→ **Stated goal**: Find the lines with "title" in them and copy them out.

→ **Records for the task**:

__________

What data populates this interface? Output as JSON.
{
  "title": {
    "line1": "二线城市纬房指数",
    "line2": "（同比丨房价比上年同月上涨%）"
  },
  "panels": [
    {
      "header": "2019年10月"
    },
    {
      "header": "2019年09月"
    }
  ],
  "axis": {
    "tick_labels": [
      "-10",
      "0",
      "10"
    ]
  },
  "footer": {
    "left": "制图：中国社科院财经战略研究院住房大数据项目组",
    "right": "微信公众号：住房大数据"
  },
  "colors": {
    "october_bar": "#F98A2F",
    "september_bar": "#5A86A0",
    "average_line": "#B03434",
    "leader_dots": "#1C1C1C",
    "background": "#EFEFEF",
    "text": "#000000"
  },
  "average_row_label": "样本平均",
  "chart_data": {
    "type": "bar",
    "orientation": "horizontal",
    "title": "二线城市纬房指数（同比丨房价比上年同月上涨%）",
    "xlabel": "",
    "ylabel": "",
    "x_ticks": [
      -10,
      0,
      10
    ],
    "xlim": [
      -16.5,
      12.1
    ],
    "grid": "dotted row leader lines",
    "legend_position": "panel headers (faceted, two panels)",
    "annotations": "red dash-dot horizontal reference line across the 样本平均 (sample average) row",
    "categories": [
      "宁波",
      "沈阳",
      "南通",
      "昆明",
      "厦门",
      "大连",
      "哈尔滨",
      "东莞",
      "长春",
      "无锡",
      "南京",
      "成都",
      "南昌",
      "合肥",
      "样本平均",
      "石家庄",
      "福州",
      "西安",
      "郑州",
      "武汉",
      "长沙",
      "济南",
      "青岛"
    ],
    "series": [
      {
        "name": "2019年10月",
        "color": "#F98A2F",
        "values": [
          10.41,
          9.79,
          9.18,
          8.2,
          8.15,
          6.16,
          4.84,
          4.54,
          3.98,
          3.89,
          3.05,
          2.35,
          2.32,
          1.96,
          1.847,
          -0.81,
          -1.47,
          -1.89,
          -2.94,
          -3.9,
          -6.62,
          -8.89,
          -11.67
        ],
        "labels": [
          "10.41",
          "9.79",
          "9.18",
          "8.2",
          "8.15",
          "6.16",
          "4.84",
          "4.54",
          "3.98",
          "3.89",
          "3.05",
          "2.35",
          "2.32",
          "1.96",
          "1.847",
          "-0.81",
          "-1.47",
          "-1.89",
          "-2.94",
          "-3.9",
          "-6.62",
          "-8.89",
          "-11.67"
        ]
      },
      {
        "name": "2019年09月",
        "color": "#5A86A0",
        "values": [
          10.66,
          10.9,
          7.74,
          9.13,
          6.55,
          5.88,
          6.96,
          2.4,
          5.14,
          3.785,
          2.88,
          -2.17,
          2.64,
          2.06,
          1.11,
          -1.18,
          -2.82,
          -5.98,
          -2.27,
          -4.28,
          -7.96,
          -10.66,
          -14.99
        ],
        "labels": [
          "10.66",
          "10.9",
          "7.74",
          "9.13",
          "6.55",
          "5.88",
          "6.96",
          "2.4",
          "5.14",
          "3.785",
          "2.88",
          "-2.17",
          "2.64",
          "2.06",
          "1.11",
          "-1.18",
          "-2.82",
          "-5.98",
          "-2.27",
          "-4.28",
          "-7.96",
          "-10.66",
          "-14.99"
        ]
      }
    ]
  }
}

__________

→ **Exercise solution**:
  "title": {
    "title": "二线城市纬房指数（同比丨房价比上年同月上涨%）",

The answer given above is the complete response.